◆ Problem description
Say how many lines include the word "diminution". Reply with nothing but the number.

◆ Record excerpts
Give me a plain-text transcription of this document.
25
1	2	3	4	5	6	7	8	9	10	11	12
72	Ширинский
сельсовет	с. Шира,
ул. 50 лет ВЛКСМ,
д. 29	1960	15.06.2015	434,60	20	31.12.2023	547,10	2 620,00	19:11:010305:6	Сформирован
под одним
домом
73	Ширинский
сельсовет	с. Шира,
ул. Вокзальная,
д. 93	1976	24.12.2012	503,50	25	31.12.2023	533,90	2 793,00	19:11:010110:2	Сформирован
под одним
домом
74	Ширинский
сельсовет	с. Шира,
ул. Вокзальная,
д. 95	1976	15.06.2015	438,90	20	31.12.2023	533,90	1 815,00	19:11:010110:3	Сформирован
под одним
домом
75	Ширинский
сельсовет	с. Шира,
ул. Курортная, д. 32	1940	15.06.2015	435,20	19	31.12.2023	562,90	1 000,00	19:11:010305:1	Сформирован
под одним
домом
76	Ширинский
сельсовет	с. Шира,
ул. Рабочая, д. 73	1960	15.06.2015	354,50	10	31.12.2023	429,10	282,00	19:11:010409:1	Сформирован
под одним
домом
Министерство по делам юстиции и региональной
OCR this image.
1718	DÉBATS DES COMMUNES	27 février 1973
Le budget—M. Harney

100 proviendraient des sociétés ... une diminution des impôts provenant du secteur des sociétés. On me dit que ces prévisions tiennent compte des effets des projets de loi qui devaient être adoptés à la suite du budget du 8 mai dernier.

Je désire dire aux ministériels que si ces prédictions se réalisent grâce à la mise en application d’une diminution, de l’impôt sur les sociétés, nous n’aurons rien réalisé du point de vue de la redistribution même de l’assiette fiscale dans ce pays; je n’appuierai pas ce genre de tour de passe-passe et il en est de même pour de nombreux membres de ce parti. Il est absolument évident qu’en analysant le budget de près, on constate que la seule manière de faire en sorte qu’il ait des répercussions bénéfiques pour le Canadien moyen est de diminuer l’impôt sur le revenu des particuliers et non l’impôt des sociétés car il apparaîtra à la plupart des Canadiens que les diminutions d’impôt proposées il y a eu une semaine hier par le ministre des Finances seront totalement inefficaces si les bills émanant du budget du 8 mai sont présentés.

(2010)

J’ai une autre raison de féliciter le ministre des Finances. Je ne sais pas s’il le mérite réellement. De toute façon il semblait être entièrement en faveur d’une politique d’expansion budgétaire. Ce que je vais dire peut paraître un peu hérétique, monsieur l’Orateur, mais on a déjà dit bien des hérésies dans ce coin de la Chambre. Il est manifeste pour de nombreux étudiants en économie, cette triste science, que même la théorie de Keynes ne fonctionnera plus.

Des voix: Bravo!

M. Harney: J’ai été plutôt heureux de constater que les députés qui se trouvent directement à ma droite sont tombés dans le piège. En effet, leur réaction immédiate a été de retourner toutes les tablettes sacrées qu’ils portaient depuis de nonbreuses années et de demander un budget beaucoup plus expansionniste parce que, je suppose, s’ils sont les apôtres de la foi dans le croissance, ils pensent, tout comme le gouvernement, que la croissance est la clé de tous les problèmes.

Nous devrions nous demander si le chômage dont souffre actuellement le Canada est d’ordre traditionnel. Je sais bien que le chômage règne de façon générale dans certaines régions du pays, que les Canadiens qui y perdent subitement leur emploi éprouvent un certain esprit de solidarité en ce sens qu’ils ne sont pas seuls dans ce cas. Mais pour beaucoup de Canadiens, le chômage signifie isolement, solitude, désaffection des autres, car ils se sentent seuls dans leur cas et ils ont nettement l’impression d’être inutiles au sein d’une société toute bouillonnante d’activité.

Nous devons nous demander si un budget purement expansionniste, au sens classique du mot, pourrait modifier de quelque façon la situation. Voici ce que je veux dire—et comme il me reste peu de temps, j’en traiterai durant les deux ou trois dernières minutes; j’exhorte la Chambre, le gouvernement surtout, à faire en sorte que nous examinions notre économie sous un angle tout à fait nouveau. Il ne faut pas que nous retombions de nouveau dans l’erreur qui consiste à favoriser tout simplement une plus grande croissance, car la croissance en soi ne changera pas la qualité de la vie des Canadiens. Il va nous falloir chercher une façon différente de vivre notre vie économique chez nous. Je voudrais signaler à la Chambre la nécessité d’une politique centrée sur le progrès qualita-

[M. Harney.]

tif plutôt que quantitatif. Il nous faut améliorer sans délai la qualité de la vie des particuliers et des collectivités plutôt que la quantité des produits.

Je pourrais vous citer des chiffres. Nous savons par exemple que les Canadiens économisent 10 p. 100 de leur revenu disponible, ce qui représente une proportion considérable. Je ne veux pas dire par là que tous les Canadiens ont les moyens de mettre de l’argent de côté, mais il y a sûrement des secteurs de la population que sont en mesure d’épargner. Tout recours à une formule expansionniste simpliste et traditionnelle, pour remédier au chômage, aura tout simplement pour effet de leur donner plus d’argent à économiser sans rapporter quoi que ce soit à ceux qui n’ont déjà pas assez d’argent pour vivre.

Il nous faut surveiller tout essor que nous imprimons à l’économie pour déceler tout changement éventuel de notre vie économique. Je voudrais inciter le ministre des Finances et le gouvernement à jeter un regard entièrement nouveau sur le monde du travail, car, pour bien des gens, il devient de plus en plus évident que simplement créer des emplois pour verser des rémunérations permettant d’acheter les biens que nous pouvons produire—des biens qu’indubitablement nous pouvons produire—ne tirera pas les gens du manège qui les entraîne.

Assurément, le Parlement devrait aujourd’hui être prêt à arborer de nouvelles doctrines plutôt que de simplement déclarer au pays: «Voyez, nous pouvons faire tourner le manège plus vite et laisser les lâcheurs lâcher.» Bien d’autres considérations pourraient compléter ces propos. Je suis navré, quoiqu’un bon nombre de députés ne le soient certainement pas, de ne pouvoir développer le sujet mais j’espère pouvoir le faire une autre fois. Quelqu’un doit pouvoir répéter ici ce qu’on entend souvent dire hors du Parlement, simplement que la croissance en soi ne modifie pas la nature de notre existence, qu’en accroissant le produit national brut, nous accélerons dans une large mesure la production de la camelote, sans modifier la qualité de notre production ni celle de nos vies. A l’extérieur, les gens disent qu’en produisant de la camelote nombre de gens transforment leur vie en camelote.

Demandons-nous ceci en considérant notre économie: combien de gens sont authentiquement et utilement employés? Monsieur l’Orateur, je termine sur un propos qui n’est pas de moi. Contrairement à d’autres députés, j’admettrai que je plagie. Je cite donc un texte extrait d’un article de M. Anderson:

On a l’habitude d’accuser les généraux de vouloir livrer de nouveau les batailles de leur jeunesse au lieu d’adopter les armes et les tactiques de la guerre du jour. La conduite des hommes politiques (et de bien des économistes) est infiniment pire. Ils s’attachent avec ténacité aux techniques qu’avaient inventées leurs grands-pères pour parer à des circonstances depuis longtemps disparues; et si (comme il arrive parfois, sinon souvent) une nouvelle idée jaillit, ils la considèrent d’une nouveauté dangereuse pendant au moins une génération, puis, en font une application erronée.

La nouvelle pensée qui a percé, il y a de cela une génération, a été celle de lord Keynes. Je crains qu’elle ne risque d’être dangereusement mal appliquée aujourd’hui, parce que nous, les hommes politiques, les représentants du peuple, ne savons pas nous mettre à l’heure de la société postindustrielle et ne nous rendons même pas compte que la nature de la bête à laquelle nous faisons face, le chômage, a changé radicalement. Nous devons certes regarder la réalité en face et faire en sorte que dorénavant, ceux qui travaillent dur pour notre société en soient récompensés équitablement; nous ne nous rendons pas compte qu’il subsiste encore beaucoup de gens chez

◆ Complete answer
2